::: Available data

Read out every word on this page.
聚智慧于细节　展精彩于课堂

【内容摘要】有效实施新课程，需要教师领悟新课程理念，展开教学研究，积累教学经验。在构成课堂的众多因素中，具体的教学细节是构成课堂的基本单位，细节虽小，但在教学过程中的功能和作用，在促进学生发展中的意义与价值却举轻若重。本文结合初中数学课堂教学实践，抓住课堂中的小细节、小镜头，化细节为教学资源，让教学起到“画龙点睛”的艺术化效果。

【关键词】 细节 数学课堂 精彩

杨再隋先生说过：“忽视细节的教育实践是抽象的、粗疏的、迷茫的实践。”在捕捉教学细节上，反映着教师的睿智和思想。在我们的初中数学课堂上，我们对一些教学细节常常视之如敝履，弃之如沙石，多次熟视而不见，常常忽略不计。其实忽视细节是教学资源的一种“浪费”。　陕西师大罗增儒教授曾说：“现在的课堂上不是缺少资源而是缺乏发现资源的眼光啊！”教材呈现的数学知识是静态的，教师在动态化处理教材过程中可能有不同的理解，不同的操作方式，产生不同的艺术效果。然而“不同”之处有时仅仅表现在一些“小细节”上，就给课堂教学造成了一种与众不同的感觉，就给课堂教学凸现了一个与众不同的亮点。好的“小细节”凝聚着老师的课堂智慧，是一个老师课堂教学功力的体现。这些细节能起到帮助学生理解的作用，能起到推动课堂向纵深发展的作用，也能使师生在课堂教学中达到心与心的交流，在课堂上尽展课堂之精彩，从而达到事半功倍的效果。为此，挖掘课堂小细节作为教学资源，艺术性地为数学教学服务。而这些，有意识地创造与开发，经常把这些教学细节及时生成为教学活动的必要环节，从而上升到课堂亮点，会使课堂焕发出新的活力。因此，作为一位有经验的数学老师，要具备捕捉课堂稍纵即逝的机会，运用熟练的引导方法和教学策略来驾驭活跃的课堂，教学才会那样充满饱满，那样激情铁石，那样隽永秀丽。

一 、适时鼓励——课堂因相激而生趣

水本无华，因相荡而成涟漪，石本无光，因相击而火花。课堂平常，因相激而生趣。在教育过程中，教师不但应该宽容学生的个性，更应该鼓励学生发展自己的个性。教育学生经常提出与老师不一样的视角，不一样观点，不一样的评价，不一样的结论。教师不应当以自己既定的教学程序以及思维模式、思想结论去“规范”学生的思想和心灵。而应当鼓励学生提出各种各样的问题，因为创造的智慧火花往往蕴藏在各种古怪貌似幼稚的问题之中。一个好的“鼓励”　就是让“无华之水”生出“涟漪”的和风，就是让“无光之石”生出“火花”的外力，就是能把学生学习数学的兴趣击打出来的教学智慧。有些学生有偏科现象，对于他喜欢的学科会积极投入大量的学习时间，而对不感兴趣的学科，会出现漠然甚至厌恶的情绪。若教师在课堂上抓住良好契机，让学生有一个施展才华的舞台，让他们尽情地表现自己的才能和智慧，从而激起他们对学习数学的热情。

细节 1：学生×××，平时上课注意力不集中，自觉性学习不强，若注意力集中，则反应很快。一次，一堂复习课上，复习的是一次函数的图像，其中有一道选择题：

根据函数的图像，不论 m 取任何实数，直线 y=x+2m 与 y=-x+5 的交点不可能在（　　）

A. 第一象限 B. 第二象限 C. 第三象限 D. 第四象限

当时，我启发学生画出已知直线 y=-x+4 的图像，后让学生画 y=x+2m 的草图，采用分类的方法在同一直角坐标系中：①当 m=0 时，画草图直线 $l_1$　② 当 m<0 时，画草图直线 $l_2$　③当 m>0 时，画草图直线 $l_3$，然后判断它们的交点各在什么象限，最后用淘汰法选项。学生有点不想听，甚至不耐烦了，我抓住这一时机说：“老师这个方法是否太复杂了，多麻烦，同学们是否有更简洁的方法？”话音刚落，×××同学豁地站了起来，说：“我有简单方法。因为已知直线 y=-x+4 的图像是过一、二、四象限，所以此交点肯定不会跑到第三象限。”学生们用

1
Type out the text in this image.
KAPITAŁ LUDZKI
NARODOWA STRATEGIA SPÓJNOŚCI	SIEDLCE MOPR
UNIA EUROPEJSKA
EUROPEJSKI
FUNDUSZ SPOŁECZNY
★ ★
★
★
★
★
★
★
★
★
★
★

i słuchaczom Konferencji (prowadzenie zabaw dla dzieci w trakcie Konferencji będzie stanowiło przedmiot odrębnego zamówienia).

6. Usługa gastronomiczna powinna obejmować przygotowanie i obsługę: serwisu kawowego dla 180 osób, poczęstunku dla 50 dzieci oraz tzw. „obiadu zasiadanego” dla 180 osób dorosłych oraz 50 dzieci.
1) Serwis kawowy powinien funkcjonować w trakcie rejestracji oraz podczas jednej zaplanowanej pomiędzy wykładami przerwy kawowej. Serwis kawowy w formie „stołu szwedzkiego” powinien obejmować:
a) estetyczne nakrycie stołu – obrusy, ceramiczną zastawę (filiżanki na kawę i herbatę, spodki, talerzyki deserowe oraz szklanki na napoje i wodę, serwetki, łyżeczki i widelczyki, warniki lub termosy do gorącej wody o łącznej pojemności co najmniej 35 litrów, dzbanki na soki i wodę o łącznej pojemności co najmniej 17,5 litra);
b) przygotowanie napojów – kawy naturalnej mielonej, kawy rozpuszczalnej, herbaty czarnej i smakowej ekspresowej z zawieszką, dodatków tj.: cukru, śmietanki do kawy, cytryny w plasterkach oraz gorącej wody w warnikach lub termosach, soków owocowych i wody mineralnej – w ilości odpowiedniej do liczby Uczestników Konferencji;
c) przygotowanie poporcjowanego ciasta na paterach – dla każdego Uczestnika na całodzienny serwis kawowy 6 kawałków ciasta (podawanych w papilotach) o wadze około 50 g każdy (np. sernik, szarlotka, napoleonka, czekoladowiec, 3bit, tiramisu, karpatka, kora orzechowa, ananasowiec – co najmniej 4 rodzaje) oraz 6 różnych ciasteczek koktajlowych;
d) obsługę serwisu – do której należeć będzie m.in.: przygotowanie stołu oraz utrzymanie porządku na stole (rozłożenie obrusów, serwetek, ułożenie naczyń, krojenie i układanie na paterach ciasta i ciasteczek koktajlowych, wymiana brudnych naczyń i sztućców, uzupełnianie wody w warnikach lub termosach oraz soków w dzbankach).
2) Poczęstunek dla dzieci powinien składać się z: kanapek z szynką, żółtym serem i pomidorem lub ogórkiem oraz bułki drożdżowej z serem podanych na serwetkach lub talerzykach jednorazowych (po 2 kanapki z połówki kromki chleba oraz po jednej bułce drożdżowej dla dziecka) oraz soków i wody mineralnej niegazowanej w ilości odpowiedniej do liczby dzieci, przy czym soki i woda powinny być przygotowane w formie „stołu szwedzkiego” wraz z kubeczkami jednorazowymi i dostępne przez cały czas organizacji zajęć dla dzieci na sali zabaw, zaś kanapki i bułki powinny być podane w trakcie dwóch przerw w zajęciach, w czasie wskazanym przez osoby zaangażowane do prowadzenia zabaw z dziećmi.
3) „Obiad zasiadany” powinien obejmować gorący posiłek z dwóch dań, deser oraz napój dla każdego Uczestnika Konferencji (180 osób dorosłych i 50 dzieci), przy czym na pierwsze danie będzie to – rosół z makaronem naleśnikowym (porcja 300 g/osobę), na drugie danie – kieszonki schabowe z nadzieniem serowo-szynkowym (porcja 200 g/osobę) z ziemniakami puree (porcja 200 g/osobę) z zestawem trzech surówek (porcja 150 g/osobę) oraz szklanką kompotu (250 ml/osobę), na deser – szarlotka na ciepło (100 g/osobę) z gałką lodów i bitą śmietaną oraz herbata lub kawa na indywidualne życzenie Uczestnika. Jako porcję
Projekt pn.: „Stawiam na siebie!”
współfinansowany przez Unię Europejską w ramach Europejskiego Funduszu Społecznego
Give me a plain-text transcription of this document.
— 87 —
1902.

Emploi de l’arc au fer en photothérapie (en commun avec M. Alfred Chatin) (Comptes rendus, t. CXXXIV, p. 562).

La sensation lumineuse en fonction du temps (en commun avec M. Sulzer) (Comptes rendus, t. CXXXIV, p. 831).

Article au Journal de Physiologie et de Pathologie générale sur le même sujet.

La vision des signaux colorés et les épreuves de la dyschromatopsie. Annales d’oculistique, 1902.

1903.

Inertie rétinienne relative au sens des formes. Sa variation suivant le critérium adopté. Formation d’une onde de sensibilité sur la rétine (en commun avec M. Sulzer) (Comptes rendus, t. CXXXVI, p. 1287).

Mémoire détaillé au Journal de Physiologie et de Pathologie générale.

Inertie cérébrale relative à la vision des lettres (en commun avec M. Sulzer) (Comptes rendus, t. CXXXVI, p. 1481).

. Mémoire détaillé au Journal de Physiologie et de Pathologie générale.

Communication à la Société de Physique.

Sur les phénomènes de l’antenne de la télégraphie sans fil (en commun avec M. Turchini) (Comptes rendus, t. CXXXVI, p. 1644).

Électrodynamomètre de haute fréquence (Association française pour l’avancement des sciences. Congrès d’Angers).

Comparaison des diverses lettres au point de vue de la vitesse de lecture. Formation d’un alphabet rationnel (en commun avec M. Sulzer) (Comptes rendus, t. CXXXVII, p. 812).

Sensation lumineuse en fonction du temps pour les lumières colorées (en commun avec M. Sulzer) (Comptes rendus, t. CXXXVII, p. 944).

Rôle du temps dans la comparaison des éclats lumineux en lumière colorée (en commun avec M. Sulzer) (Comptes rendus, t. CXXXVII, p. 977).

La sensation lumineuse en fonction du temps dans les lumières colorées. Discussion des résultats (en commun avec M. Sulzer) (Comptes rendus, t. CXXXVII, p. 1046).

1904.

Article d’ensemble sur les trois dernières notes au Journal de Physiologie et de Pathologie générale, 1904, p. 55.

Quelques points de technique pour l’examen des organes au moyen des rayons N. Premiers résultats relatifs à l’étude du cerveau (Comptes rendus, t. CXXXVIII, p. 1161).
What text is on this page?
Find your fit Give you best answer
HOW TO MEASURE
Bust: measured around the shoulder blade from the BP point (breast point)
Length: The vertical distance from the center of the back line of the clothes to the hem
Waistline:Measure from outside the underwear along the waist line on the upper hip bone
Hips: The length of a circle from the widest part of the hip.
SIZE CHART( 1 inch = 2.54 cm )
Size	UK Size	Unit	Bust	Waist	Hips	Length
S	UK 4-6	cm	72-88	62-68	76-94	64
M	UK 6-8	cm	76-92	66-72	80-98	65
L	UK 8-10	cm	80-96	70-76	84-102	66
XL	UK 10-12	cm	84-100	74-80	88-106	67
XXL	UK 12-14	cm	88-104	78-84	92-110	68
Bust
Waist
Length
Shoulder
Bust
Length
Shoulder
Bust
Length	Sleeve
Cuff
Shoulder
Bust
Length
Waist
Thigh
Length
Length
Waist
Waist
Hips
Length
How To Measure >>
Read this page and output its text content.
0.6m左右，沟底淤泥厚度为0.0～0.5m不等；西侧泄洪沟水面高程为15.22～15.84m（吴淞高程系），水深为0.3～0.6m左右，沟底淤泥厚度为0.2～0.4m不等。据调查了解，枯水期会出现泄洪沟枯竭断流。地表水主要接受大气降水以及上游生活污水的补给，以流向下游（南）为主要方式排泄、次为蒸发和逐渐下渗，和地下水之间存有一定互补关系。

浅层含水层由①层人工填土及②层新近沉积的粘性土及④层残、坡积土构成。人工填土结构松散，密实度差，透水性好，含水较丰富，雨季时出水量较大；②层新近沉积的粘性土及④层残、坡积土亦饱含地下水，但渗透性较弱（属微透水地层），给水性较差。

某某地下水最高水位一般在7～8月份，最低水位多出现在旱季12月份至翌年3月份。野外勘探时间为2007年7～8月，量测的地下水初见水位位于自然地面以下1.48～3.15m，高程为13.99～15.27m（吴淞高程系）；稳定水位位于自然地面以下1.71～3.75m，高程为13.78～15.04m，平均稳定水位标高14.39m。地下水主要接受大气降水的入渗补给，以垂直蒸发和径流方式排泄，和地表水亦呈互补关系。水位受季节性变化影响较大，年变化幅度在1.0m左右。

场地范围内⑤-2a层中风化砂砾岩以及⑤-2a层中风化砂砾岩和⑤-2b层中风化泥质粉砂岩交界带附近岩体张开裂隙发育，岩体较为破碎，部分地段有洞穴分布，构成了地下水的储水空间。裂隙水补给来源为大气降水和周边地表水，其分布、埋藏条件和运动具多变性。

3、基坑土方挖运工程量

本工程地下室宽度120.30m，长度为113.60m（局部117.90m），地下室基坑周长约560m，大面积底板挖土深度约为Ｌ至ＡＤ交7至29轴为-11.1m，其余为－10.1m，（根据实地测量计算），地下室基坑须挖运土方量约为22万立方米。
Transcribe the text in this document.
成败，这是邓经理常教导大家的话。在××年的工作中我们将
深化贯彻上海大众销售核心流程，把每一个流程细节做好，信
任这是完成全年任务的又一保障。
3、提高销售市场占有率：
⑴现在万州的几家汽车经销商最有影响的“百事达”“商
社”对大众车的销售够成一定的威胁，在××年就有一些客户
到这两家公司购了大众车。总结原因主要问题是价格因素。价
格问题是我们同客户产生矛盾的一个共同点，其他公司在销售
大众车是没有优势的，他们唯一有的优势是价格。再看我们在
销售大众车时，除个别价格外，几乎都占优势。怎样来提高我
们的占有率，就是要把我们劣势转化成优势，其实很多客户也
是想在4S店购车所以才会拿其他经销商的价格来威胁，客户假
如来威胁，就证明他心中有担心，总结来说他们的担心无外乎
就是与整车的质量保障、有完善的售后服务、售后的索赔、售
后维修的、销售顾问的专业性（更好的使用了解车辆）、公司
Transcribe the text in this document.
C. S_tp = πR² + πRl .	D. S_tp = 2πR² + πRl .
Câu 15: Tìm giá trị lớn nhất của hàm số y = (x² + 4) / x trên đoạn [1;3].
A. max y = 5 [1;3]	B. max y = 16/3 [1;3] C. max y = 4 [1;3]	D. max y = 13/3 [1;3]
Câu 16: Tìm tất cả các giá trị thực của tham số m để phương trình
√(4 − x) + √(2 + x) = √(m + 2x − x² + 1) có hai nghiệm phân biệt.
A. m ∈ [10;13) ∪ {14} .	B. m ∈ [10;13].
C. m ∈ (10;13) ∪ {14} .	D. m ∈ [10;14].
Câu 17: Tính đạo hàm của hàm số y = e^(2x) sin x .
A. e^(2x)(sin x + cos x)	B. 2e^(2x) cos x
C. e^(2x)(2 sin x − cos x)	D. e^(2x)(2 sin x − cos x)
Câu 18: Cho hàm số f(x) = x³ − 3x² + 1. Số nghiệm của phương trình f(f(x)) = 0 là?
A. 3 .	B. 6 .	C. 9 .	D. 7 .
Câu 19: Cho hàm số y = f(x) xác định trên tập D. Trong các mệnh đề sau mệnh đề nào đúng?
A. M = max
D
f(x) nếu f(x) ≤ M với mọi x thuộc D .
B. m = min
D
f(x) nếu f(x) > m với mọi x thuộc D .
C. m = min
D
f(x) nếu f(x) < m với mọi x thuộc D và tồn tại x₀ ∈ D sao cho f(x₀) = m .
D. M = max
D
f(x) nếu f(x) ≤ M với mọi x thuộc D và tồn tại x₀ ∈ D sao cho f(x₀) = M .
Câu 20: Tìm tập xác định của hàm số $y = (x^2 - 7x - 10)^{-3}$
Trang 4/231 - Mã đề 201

::::::

**Objective**
Collect each line holding the string "from".

**Solution to this task**
Bust: measured around the shoulder blade from the BP point (breast point)
Length: The vertical distance from the center of the back line of the clothes to the hem
Waistline:Measure from outside the underwear along the waist line on the upper hip bone
Hips: The length of a circle from the widest part of the hip.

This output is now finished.